● Esercizio scritto A
Tra le righe riportate dopo il brano, esprima come lista JSON di stringhe quelle che vanno dalla riga contenente "card-id: NL 08-2051266 M [217, 77, 363, 90]" fino alla riga contenente "card-line: Half brother: [47, 240, 188, 253]", entrambe incluse. Ogni riga deve corrispondere a una stringa, omettendo le righe vuote.

● Brano scelto
“Fa che smetta” dice lui mentre pressa il suo impermeabile nel vertice interno della tenda, risolto, inspiegabilmente, applicando solo pochi cm di zanzariera.
“Fa che smetta” dico io, mentre presso il suo impermeabile nel vertice interno della tenda, attraverso il quale stanno entrando secchiate d’acqua. I lampi che, poco prima, regalavano uno spettacolo di luce maestoso e sublime al di là di quella nube, ora sono sopra le nostre teste e riducono a brandelli quella, che ai nostri 4 occhi sprovveduti e sognanti, sembrava una tiepida serata cinese.
È una tenda minuscola, presa prima di partire, scelta con quelle dimensioni e con quella leggerezza, perché altre, molto più strutturate, ci avrebbero impedito di salire agilmente.
Ci serviva così, ma non ci serviva così.
Per lo meno, avresti dovuto essere impermeabile, le diciamo.
Per lo meno, non avreste dovuto piantarmi quassù, ci risponde.
Ha ragione. Potevano scegliere la parte bassa della torretta, quella di passaggio, che non ci avrebbe riservato sconti in termini di vento, ma per lo meno ora non avremmo imbarcato acqua e il mio sacco a pelo sarebbe asciutto. Ma quassù, nascosti dalla vista di tutti, protetti dai due muri non collassati, con lo sguardo che scorre libero sulla spina dorsale di questo tratto sperduto di muraglia cinese, ci sentiamo due vedette di secoli passati.


La muraglia cinese.
Lei.
Dall’alto sembra un filo di lana fatto rotolare sui picchi delle montagne; con pendenze e dislivelli arditi e inimmaginabili che ci costringono a lavorare di punta, in salita, per non perdere l’equilibrio, e a camminare a zig zag, in discesa, per non distruggerci le ginocchia.
Abbiamo con noi solo due zainetti a testa, il resto l’abbiamo lasciato in ostello.
Lo stretto necessario, solo lo stretto necessario. Abbiamo con noi delle indicazioni trovate dopo diverse ricerche nei mesi che hanno anticipato la mia partenza. È un tratto non turistico di muraglia. Non è restaurata. Per arrivarci bisogna prendere due bus da Pechino, fino ad immergersi nella Cina rurale, verde da ogni parte la si guardi.
E poi inoltrarsi in un paesino, inerpicarsi in una salita, arrivare ad un muro, scavalcarlo e infine eccola, lei. Bellezza che fa tremare. Bella da scorticare, da piangere. Bella da farci sudare, mentre ci inabissiamo nelle sue salite vertiginose, nei gradini spezzati, nei tratti lastricati con maestria. Cemento e natura.
Stiamo camminando sulla storia e lo sentiamo. Di chi erano le mani che l’hanno costruita? Di chi la testa che l’ha progettata? Di chi le braccia che l’hanno difesa? Le nostre magliette sono fradice, man mano che saliamo diventiamo paonazzi. Il fiato ci manca. Bella da scorticare, da piangere.

● Le righe
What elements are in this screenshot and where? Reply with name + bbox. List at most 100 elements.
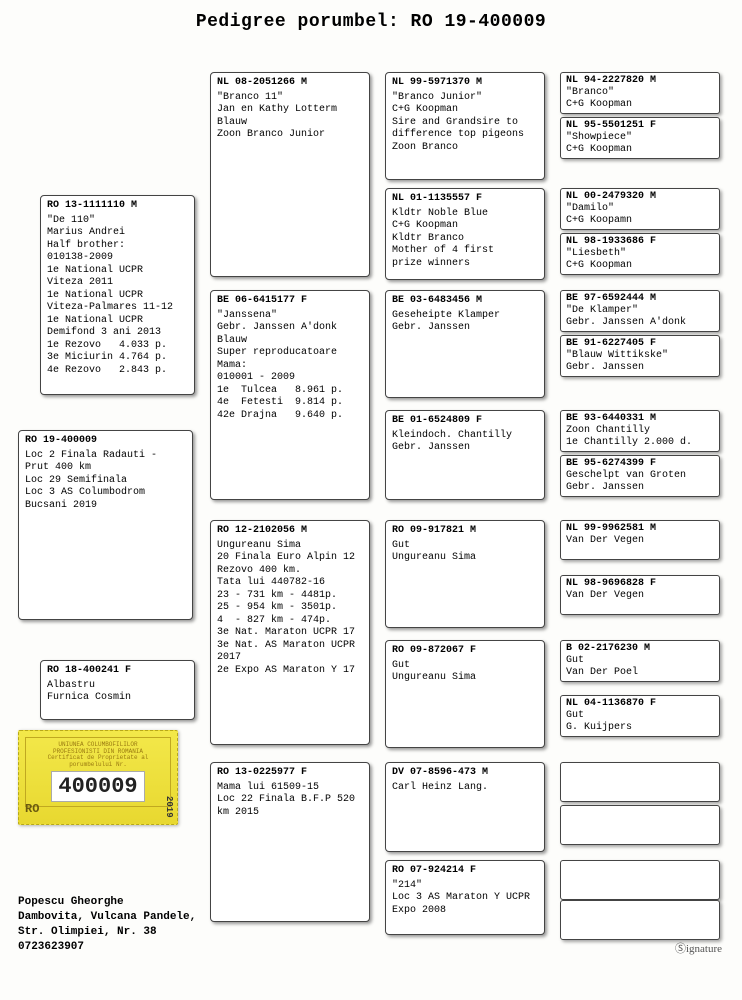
card-id: NL 08-2051266 M [217, 77, 363, 90]
card-line: Gebr. Janssen [566, 482, 714, 494]
card-id: NL 01-1135557 F [392, 193, 538, 206]
card-line: 25 - 954 km - 3501p. [217, 602, 363, 615]
gen3-card: BE 03-6483456 M Geseheipte KlamperGebr. J… [385, 290, 545, 398]
card-line: Half brother: [47, 240, 188, 253]
card-line: Viteza-Palmares 11-12 [47, 302, 188, 315]
card-body: "Janssena"Gebr. Janssen A'donkBlauwSuper… [217, 310, 363, 423]
card-body: Geseheipte KlamperGebr. Janssen [392, 310, 538, 335]
card-line: "De 110" [47, 215, 188, 228]
stamp-number: 400009 [51, 771, 144, 802]
gen4-card: BE 97-6592444 M"De Klamper"Gebr. Janssen… [560, 290, 720, 332]
card-line: Expo 2008 [392, 905, 538, 918]
card-line: "De Klamper" [566, 305, 714, 317]
card-line: prize winners [392, 258, 538, 271]
card-id: NL 98-1933686 F [566, 236, 714, 248]
card-line: C+G Koopman [392, 220, 538, 233]
owner-phone: 0723623907 [18, 940, 196, 955]
card-line: 1e Chantilly 2.000 d. [566, 437, 714, 449]
card-line: Geseheipte Klamper [392, 310, 538, 323]
card-body: "Blauw Wittikske"Gebr. Janssen [566, 350, 714, 374]
card-line: 1e Tulcea 8.961 p. [217, 385, 363, 398]
card-line: Gebr. Janssen [392, 322, 538, 335]
card-id: RO 07-924214 F [392, 865, 538, 878]
card-id: RO 19-400009 [25, 435, 186, 448]
gen1-dam-card: RO 18-400241 F AlbastruFurnica Cosmin [40, 660, 195, 720]
card-line: Kldtr Branco [392, 233, 538, 246]
gen4-card: BE 95-6274399 FGeschelpt van GrotenGebr.… [560, 455, 720, 497]
gen4-card [560, 860, 720, 900]
card-line: Loc 22 Finala B.F.P 520 [217, 794, 363, 807]
card-line: Geschelpt van Groten [566, 470, 714, 482]
card-line: Rezovo 400 km. [217, 565, 363, 578]
gen4-card: NL 94-2227820 M"Branco"C+G Koopman [560, 72, 720, 114]
gen2-card: RO 12-2102056 MUngureanu Sima20 Finala E… [210, 520, 370, 745]
card-id: RO 13-1111110 M [47, 200, 188, 213]
card-line: Kldtr Noble Blue [392, 208, 538, 221]
page-title: Pedigree porumbel: RO 19-400009 [0, 0, 742, 40]
stamp-line: Certificat de Proprietate al porumbelulu… [32, 755, 164, 768]
card-line: C+G Koopman [566, 144, 714, 156]
card-line: Zoon Branco Junior [217, 129, 363, 142]
card-body: Kldtr Noble BlueC+G KoopmanKldtr BrancoM… [392, 208, 538, 271]
gen2-card: RO 13-0225977 FMama lui 61509-15Loc 22 F… [210, 762, 370, 922]
card-id: NL 94-2227820 M [566, 75, 714, 87]
card-line: "Branco" [566, 87, 714, 99]
card-id: DV 07-8596-473 M [392, 767, 538, 780]
card-line: Van Der Vegen [566, 535, 714, 547]
card-id: NL 04-1136870 F [566, 698, 714, 710]
card-body: Kleindoch. ChantillyGebr. Janssen [392, 430, 538, 455]
card-line: G. Kuijpers [566, 722, 714, 734]
gen3-card: DV 07-8596-473 MCarl Heinz Lang. [385, 762, 545, 852]
card-id: BE 93-6440331 M [566, 413, 714, 425]
card-body: Ungureanu Sima20 Finala Euro Alpin 12Rez… [217, 540, 363, 678]
card-body: Zoon Chantilly1e Chantilly 2.000 d. [566, 425, 714, 449]
card-line: Zoon Branco [392, 142, 538, 155]
card-line: Ungureanu Sima [392, 552, 538, 565]
card-line: Viteza 2011 [47, 277, 188, 290]
owner-addr2: Str. Olimpiei, Nr. 38 [18, 925, 196, 940]
card-id: BE 03-6483456 M [392, 295, 538, 308]
card-line: Gut [566, 710, 714, 722]
card-body: "Branco Junior"C+G KoopmanSire and Grand… [392, 92, 538, 155]
card-line: Van Der Poel [566, 667, 714, 679]
gen4-card: NL 95-5501251 F"Showpiece"C+G Koopman [560, 117, 720, 159]
gen4-card: BE 91-6227405 F"Blauw Wittikske"Gebr. Ja… [560, 335, 720, 377]
card-id: RO 18-400241 F [47, 665, 188, 678]
card-line: Furnica Cosmin [47, 692, 188, 705]
card-line: Loc 3 AS Maraton Y UCPR [392, 892, 538, 905]
card-line: 4 - 827 km - 474p. [217, 615, 363, 628]
stamp-country: RO [25, 802, 39, 816]
card-id: B 02-2176230 M [566, 643, 714, 655]
card-line: Gebr. Janssen [392, 442, 538, 455]
card-id: RO 09-917821 M [392, 525, 538, 538]
card-line: "214" [392, 880, 538, 893]
card-id: NL 00-2479320 M [566, 191, 714, 203]
card-line: Gebr. Janssen A'donk [566, 317, 714, 329]
gen1-sire-card: RO 13-1111110 M "De 110"Marius AndreiHal… [40, 195, 195, 395]
card-line: 3e Nat. AS Maraton UCPR [217, 640, 363, 653]
gen4-card: NL 99-9962581 MVan Der Vegen [560, 520, 720, 560]
card-line: "Janssena" [217, 310, 363, 323]
gen3-card: NL 99-5971370 M"Branco Junior"C+G Koopma… [385, 72, 545, 180]
card-line: "Showpiece" [566, 132, 714, 144]
gen3-card: NL 01-1135557 F Kldtr Noble BlueC+G Koopm… [385, 188, 545, 280]
card-body: "Damilo"C+G Koopamn [566, 203, 714, 227]
card-line: 20 Finala Euro Alpin 12 [217, 552, 363, 565]
card-line: Loc 2 Finala Radauti - [25, 450, 186, 463]
card-line: Ungureanu Sima [217, 540, 363, 553]
card-line: Zoon Chantilly [566, 425, 714, 437]
gen4-card: NL 98-9696828 FVan Der Vegen [560, 575, 720, 615]
card-line: Blauw [217, 335, 363, 348]
gen4-card: NL 00-2479320 M"Damilo"C+G Koopamn [560, 188, 720, 230]
card-line: 3e Miciurin 4.764 p. [47, 352, 188, 365]
card-line: Mama: [217, 360, 363, 373]
card-line: 23 - 731 km - 4481p. [217, 590, 363, 603]
card-body: "De 110"Marius AndreiHalf brother:010138… [47, 215, 188, 378]
card-line: Albastru [47, 680, 188, 693]
card-line: 3e Nat. Maraton UCPR 17 [217, 627, 363, 640]
card-id: BE 01-6524809 F [392, 415, 538, 428]
card-body: "Liesbeth"C+G Koopman [566, 248, 714, 272]
gen3-card: RO 09-917821 MGutUngureanu Sima [385, 520, 545, 628]
card-line: 1e National UCPR [47, 315, 188, 328]
card-line: difference top pigeons [392, 129, 538, 142]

● Esercizio scritto B
Prosegua il brano sulla muraglia cinese dal punto in cui si interrompe.

● Risposta scritta A
[
  "card-id: NL 08-2051266 M [217, 77, 363, 90]",
  "card-line: Gebr. Janssen [566, 482, 714, 494]",
  "card-id: NL 01-1135557 F [392, 193, 538, 206]",
  "card-line: 25 - 954 km - 3501p. [217, 602, 363, 615]",
  "gen3-card: BE 03-6483456 M Geseheipte KlamperGebr. J… [385, 290, 545, 398]",
  "card-line: Half brother: [47, 240, 188, 253]"
]

● Risposta scritta B
Ed è nostra. È solo nostra. Non c’è anima viva. Attraversiamo le torrette, alcune splendono ancora di antica grazia, altre sono macerie, ma quella che scegliamo per accamparci ha entrambe le cose: è possente e diroccata. Per montare la tenda dobbiamo attraversare con molta cautela un tratto di muro a strapiombo sulle scale interne. La nostra cena sono due cetrioli, del pane, quasi immangiabile perché, ahi noi, farcito di una crema dolce, e del pesce essiccato, immangiabile senza il quasi. Due mandarini per concludere.
Parliamo poco, siamo in ascolto.
La luna illumina a giorno il tratto alle nostre spalle.
Poco dopo saremo raggomitolati nella tenda, con le gambe tenute strette dalle nostre braccia, la testa appoggiata sui rispettivi gomiti, i capelli e le magliette bagnate dal temporale. Ognuno nel suo pezzetto di tenda, due esseri umani al cospetto di una natura che esplode. Esausti. Impauriti.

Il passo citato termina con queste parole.